Multiple values should be specified using two parameters, eg for jobs in Lewes or Eastbourne use ?locations=Lewes&locations=Eastbourne.

Umbraco document types for jobs

A series of Umbraco document types and templates can be used to build up a jobs site from Umbraco content. These could work with any implementation of IJobsDataProvider and have properties to connect one page to another (for example, the search page to the search results page) rather than hard-coding the connections between them. This has three advantages:

  • Umbraco users can create their own information architecture for jobs
  • Parallel sites can be created for public jobs and redeployment jobs
  • Features are be turned on or off on each page depending on which connections have been made. For example, linking from the search results page to the RSS feed enables a link to the results of the same search as RSS.

A typical structure for a set of jobs pages would be:

  • Home
    • Jobs ('Jobs' document type)
      • Search for jobs ('Jobs search' document type)
        • Job search results ('Jobs search results' document type)
      • Job advert ('Job advert' document type)
      • Jobs RSS ('Jobs feed' document type using 'Jobs RSS feed' template)
      • Report missing jobs data ('Problem jobs RSS feed' document type)
      • Feed for Indeed.com ('Jobs feed' document type using 'Jobs feed as Indeed XML' template)
      • Change or cancel a job alert ('Job alerts' document type)

For this structure to work you must remember to connect the pages together by completing the appropriate properties (for example, the 'Search for jobs' page has a 'Search results page' property where you need to select the 'Job search results' page).

Just one instance of the Job advert document type is required to display any job. This works because the JobAdvertContentFinder, hooked up in JobAdvertEventHandler, recognises the URL of this page when it has an id and job title appended. For example when /job-advert is accessed as /job-advert/12345/teacher-at-example-school. The id is used to look up and display the job, and the job title (and anything else after the id) is there purely for SEO and use in analytics.

Tabs on job adverts

The Job advert template includes tabs at the bottom of the page. If you resize your browser you will see this change to an accordion at small screen sizes. This works using accordion-and-tabs.js in the Escc.EastSussexGovUK project.

JobAdvert.cshtml uses Escc.ClientDependencyFramework to locate this file in web.config. The entry in web.config comes from the Escc.EastSussexGovUK.ClientDependency NuGet package in the Escc.EastSussexGovUK project.

- [GIVEN INFORMATION]

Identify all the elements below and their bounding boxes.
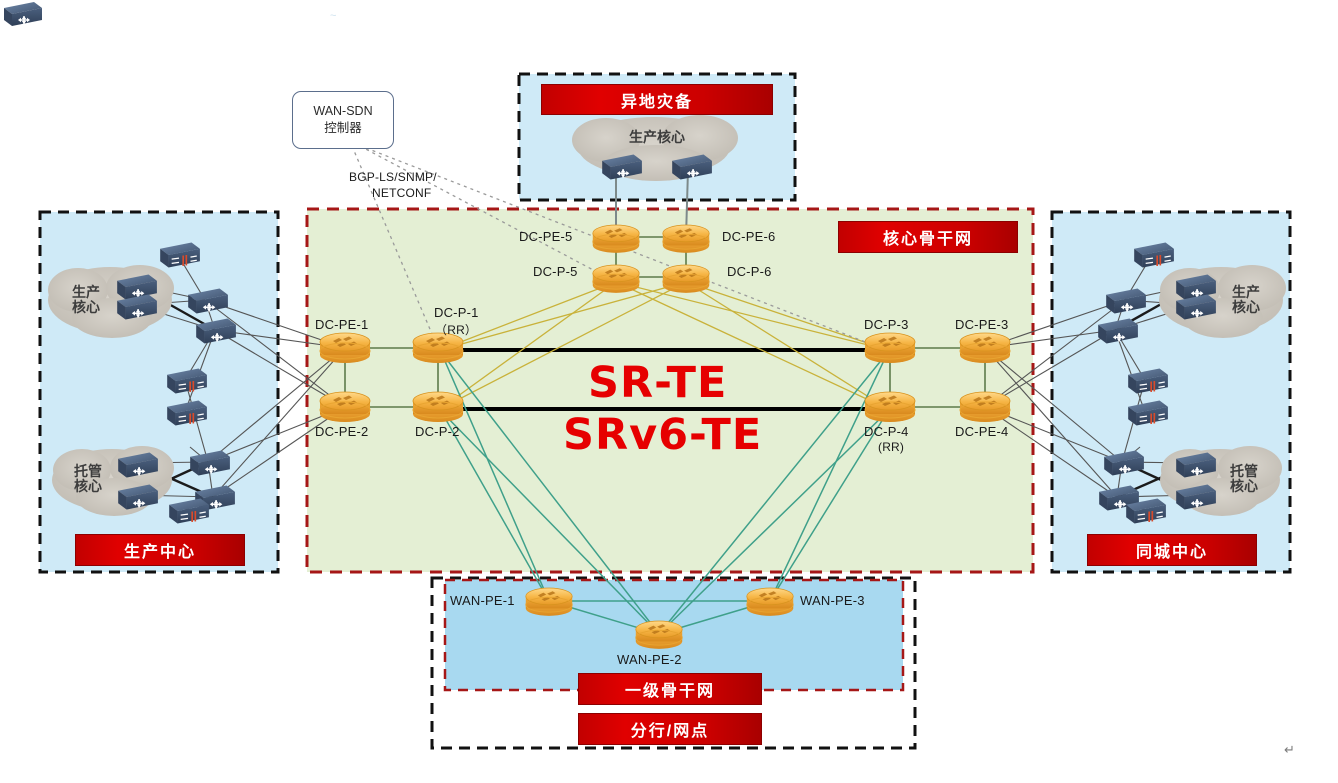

- [EXERCISE INSTRUCTIONS]
**1)** In the text on Umbraco jobs pages, what is the job title in a job advert URL there for?
**2)** Rewrite the part of the text on Umbraco jobs pages starting at "A typical structure" and ending at "RSS feed' template)", changing "Jobs RSS feed" to "Jobs Atom feed".

- [ANSWER LIST]
**1)** It is there purely for SEO and use in analytics.

**2)**
A typical structure for a set of jobs pages would be:

  • Home
    • Jobs ('Jobs' document type)
      • Search for jobs ('Jobs search' document type)
        • Job search results ('Jobs search results' document type)
      • Job advert ('Job advert' document type)
      • Jobs RSS ('Jobs feed' document type using 'Jobs Atom feed' template)